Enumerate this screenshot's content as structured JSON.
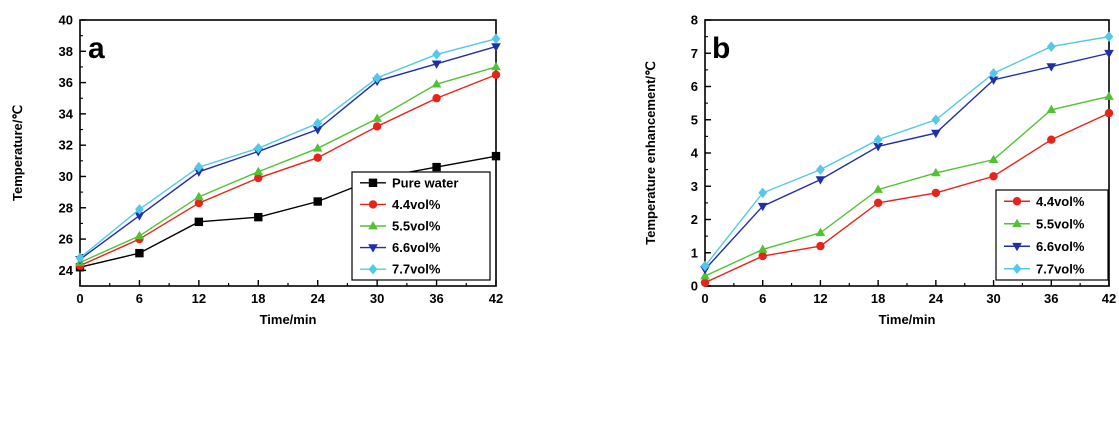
{
  "chart_data": [
    {
      "type": "line",
      "panel_label": "a",
      "xlabel": "Time/min",
      "ylabel": "Temperature/℃",
      "xlim": [
        0,
        42
      ],
      "ylim": [
        23,
        40
      ],
      "x_ticks": [
        0,
        6,
        12,
        18,
        24,
        30,
        36,
        42
      ],
      "y_ticks": [
        24,
        26,
        28,
        30,
        32,
        34,
        36,
        38,
        40
      ],
      "grid": false,
      "legend_position": "bottom-right",
      "x": [
        0,
        6,
        12,
        18,
        24,
        30,
        36,
        42
      ],
      "series": [
        {
          "name": "Pure water",
          "marker": "square",
          "color": "#000000",
          "values": [
            24.2,
            25.1,
            27.1,
            27.4,
            28.4,
            29.9,
            30.6,
            31.3
          ]
        },
        {
          "name": "4.4vol%",
          "marker": "circle",
          "color": "#e8231a",
          "values": [
            24.3,
            26.0,
            28.3,
            29.9,
            31.2,
            33.2,
            35.0,
            36.5
          ]
        },
        {
          "name": "5.5vol%",
          "marker": "triangle-up",
          "color": "#52c234",
          "values": [
            24.5,
            26.2,
            28.7,
            30.3,
            31.8,
            33.7,
            35.9,
            37.0
          ]
        },
        {
          "name": "6.6vol%",
          "marker": "triangle-down",
          "color": "#1f2fa8",
          "values": [
            24.7,
            27.5,
            30.3,
            31.6,
            33.0,
            36.1,
            37.2,
            38.3
          ]
        },
        {
          "name": "7.7vol%",
          "marker": "diamond",
          "color": "#54c8e8",
          "values": [
            24.8,
            27.9,
            30.6,
            31.8,
            33.4,
            36.3,
            37.8,
            38.8
          ]
        }
      ]
    },
    {
      "type": "line",
      "panel_label": "b",
      "xlabel": "Time/min",
      "ylabel": "Temperature  enhancement/℃",
      "xlim": [
        0,
        42
      ],
      "ylim": [
        0,
        8
      ],
      "x_ticks": [
        0,
        6,
        12,
        18,
        24,
        30,
        36,
        42
      ],
      "y_ticks": [
        0,
        1,
        2,
        3,
        4,
        5,
        6,
        7,
        8
      ],
      "grid": false,
      "legend_position": "bottom-right",
      "x": [
        0,
        6,
        12,
        18,
        24,
        30,
        36,
        42
      ],
      "series": [
        {
          "name": "4.4vol%",
          "marker": "circle",
          "color": "#e8231a",
          "values": [
            0.1,
            0.9,
            1.2,
            2.5,
            2.8,
            3.3,
            4.4,
            5.2
          ]
        },
        {
          "name": "5.5vol%",
          "marker": "triangle-up",
          "color": "#52c234",
          "values": [
            0.3,
            1.1,
            1.6,
            2.9,
            3.4,
            3.8,
            5.3,
            5.7
          ]
        },
        {
          "name": "6.6vol%",
          "marker": "triangle-down",
          "color": "#1f2fa8",
          "values": [
            0.5,
            2.4,
            3.2,
            4.2,
            4.6,
            6.2,
            6.6,
            7.0
          ]
        },
        {
          "name": "7.7vol%",
          "marker": "diamond",
          "color": "#54c8e8",
          "values": [
            0.6,
            2.8,
            3.5,
            4.4,
            5.0,
            6.4,
            7.2,
            7.5
          ]
        }
      ]
    }
  ]
}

┄┄┄┄┄┄┄┄┄┄┄┄┄┄┄┄┄┄┄┄

[Instructions for the task] All of the data above should be transcribed verbatim, with pictures omitted.

[Answer to the exercise]
Enumerate this screenshot's content as structured JSON.
{
  "chart_data": [
    {
      "type": "line",
      "panel_label": "a",
      "xlabel": "Time/min",
      "ylabel": "Temperature/℃",
      "xlim": [
        0,
        42
      ],
      "ylim": [
        23,
        40
      ],
      "x_ticks": [
        0,
        6,
        12,
        18,
        24,
        30,
        36,
        42
      ],
      "y_ticks": [
        24,
        26,
        28,
        30,
        32,
        34,
        36,
        38,
        40
      ],
      "grid": false,
      "legend_position": "bottom-right",
      "x": [
        0,
        6,
        12,
        18,
        24,
        30,
        36,
        42
      ],
      "series": [
        {
          "name": "Pure water",
          "marker": "square",
          "color": "#000000",
          "values": [
            24.2,
            25.1,
            27.1,
            27.4,
            28.4,
            29.9,
            30.6,
            31.3
          ]
        },
        {
          "name": "4.4vol%",
          "marker": "circle",
          "color": "#e8231a",
          "values": [
            24.3,
            26.0,
            28.3,
            29.9,
            31.2,
            33.2,
            35.0,
            36.5
          ]
        },
        {
          "name": "5.5vol%",
          "marker": "triangle-up",
          "color": "#52c234",
          "values": [
            24.5,
            26.2,
            28.7,
            30.3,
            31.8,
            33.7,
            35.9,
            37.0
          ]
        },
        {
          "name": "6.6vol%",
          "marker": "triangle-down",
          "color": "#1f2fa8",
          "values": [
            24.7,
            27.5,
            30.3,
            31.6,
            33.0,
            36.1,
            37.2,
            38.3
          ]
        },
        {
          "name": "7.7vol%",
          "marker": "diamond",
          "color": "#54c8e8",
          "values": [
            24.8,
            27.9,
            30.6,
            31.8,
            33.4,
            36.3,
            37.8,
            38.8
          ]
        }
      ]
    },
    {
      "type": "line",
      "panel_label": "b",
      "xlabel": "Time/min",
      "ylabel": "Temperature  enhancement/℃",
      "xlim": [
        0,
        42
      ],
      "ylim": [
        0,
        8
      ],
      "x_ticks": [
        0,
        6,
        12,
        18,
        24,
        30,
        36,
        42
      ],
      "y_ticks": [
        0,
        1,
        2,
        3,
        4,
        5,
        6,
        7,
        8
      ],
      "grid": false,
      "legend_position": "bottom-right",
      "x": [
        0,
        6,
        12,
        18,
        24,
        30,
        36,
        42
      ],
      "series": [
        {
          "name": "4.4vol%",
          "marker": "circle",
          "color": "#e8231a",
          "values": [
            0.1,
            0.9,
            1.2,
            2.5,
            2.8,
            3.3,
            4.4,
            5.2
          ]
        },
        {
          "name": "5.5vol%",
          "marker": "triangle-up",
          "color": "#52c234",
          "values": [
            0.3,
            1.1,
            1.6,
            2.9,
            3.4,
            3.8,
            5.3,
            5.7
          ]
        },
        {
          "name": "6.6vol%",
          "marker": "triangle-down",
          "color": "#1f2fa8",
          "values": [
            0.5,
            2.4,
            3.2,
            4.2,
            4.6,
            6.2,
            6.6,
            7.0
          ]
        },
        {
          "name": "7.7vol%",
          "marker": "diamond",
          "color": "#54c8e8",
          "values": [
            0.6,
            2.8,
            3.5,
            4.4,
            5.0,
            6.4,
            7.2,
            7.5
          ]
        }
      ]
    }
  ]
}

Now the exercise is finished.